Based on its new status, Egypt needed a constitution. King Fuad appointed Abdel Khalek Tharwat prime minister on 1 March 1922 with the goal of writing a new constitution. On 2 April, the council of ministers approved his memorandum to set up a 30-member constitutional committee, presided over by Husayn Rushdi Pasha and included four ex-ministers, nine members of the former legislative assembly, the head of the sufi orders, an ex-mufti of Egypt. five Copts including the bishop of Alexandria, one Jew, as well as other politicians such as Muhammad Ali Alluba, Mohammed Hussein Heikal and Aly Maher. The Wafd, the most popular political movement in the country refused to participate in the commission. (Note: For two announced reasons: it was not offered enough seats on the committee and it preferred that the constitution be drafted by an elected constituent Assembly.) The draft constitution was a comprise between King Fuad's power for a strong monarchy and members of the commission who preferred a more limited constitutional monarchy with a strong assembly. The draft stated that the king, who was the head of the executive, had a limited veto over parliament, as well as the right to dissolve parliament and appointed and dismiss ministers. Despite Allenby's misgivings, the document also referred to King Fuad as "king of Egypt and the Sudan". However, following Tharwat's resignation, Allenby was able to secure a declaration by King Fuad to give up this title, causing Tharwat's successor, Mohamed Tawfik Naseem, to resign and succeeded by Yahya Ibrahim. After heavy discussions on the constitution, until the King promulgated it on 19 April 1923. However, this document differed from the draft, such as giving the king the power to confer civil and military rank, decorations and titles, to appoint and dismiss military officers and diplomats, as well as increasing the proportion of monarch appointed senators and give the king to power to appoint the president of senate. The structure and contents of the constitution were heavily inspired by the Belgian constitution of 1831. However, there are major differences. For example, the Egyptian constitution that the king can veto bills that parliament passes and can pass laws, royal decrees, when parliament in on recess.

Bounding box prediction data:
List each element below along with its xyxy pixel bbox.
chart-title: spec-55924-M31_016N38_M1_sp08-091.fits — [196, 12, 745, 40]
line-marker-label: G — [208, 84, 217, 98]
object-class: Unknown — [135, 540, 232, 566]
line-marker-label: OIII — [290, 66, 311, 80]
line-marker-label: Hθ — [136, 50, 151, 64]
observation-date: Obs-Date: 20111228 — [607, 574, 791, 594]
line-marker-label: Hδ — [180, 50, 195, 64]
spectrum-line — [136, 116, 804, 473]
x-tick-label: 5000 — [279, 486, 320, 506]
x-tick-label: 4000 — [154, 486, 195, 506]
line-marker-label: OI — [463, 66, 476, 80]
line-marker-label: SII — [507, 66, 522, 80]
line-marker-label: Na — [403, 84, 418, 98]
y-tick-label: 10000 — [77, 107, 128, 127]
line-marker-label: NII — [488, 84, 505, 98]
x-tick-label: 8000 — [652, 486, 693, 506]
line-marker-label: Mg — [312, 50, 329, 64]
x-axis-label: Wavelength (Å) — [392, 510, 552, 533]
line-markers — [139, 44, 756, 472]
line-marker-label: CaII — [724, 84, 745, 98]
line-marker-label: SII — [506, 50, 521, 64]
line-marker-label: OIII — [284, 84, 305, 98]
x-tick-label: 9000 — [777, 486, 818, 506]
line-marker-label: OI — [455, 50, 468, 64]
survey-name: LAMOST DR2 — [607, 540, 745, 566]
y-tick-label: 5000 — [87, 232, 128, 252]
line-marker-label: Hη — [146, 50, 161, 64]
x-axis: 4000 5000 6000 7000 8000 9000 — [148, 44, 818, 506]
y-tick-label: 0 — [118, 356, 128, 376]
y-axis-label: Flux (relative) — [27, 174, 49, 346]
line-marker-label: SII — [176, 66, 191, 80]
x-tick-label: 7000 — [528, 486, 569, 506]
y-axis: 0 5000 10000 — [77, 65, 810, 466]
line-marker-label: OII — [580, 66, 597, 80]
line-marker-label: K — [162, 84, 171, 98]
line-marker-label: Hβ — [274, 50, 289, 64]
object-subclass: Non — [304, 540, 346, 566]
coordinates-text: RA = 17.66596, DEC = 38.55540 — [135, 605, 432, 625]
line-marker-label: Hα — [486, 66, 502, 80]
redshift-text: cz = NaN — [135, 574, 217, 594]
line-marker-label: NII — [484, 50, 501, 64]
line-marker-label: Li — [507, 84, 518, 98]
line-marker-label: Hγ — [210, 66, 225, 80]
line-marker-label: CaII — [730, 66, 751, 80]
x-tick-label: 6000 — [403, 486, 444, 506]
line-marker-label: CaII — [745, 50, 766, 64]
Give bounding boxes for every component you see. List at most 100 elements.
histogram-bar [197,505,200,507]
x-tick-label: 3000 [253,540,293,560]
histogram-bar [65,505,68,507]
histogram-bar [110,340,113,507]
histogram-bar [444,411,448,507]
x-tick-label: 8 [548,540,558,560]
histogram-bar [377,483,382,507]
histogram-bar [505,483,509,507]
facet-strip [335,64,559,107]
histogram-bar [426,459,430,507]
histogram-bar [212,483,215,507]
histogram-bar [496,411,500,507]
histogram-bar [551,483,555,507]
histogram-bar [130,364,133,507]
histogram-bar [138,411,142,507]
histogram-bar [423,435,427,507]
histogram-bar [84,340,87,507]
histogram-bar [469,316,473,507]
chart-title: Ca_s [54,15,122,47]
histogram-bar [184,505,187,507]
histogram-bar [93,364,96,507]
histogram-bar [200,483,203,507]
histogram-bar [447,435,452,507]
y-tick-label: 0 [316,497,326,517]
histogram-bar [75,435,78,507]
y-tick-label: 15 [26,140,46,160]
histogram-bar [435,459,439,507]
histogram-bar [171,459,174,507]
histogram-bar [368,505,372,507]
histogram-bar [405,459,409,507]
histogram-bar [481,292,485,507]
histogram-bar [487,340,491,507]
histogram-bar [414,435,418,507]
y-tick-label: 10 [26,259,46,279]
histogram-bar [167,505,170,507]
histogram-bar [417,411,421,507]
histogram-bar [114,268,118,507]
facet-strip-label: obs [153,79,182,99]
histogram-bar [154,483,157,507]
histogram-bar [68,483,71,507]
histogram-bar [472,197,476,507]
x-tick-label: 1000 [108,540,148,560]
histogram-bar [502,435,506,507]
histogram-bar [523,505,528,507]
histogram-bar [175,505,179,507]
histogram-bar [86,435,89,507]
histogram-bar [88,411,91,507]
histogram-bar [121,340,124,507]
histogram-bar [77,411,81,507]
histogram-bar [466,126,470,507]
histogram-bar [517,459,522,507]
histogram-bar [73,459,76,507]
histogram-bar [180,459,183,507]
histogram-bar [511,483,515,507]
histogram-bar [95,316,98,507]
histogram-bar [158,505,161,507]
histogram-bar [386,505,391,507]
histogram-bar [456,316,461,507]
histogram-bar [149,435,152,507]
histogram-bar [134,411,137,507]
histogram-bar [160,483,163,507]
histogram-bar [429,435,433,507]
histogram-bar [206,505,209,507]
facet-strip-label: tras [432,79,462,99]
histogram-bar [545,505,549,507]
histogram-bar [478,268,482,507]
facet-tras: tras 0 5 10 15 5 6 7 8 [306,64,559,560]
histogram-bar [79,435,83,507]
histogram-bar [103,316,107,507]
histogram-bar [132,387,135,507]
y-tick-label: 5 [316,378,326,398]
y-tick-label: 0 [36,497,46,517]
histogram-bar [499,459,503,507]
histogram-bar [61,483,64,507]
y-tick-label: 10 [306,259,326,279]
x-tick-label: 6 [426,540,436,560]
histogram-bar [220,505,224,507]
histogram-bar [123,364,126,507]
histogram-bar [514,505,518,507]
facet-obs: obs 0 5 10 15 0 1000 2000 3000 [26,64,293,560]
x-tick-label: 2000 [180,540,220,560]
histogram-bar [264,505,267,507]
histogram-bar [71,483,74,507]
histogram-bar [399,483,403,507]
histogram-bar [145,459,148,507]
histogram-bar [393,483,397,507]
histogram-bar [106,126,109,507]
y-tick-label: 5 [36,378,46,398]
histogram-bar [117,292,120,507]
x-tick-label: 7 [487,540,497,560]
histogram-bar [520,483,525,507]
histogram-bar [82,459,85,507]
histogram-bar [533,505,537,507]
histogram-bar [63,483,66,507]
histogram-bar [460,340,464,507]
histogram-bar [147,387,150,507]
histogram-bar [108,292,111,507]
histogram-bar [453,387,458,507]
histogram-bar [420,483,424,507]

Problems to work on:
**1)** According to the text on Egypt's 1923 constitution, which earlier constitution heavily inspired its structure and contents?
**2)** Pick up the text on Egypt's 1923 constitution after its last sentence and continue it.
The rows have no role here.

Results by task:
**1)** The Belgian constitution of 1831.

**2)**
== Characteristics ==
The parliamentary representative system that was adopted ensured that the relationship between the executive and the legislature was based on the principle of control and balance of powers. It made the Cabinet accountable to the parliament, which had the right to move no confidence vote, while giving the King the right to dissolve parliament. However, it gave the parliament the right to convene in case it was not called to sit according to the scheduled date.

As for the Chamber of Deputies, the constitution stated that all its members were to be elected for a 5-year term. On the other hand, three fifths of the Senate members were elected, and the rest were appointed. The constitution also adopted the principle of equal competences for the two branches, with some exceptions.

The number of members was increased from time to time. The Chamber of Deputies, for example, had 214 members from 1924–1930, then it increased to 235. The number decreased under the 1930 Constitution which continued in effect from 1931–1934 to become 150. It increased once again under the 1923 Constitution to become 232 for the period from 1936–1938. Then the number of members became 264 from 1938–1949. Then it was increased to 319 in 1950 and continued as such up until the Egyptian Revolution of 1952.

The parliament established by the Constitution of 1923 was an advanced step along the course of democracy and representation in Egypt. However, in practice it was mixed with numerous negative aspects. Political life from 1923–1952 varied between tides of limited popular democracy and ebbs due to intervention by occupation forces and the palace, which led to the dissolution of parliament ten times. Moreover, a new constitution was issued in 1930 which lasted for five years. This was a setback to democratic life until the Constitution of 1923 was restored in 1935.

Thus, constitutional conditions deteriorated due to both internal and external reasons. This deterioration was reflected in a state of political and governmental instability to the extent that Egypt had 40 cabinets in the period 1923–1952.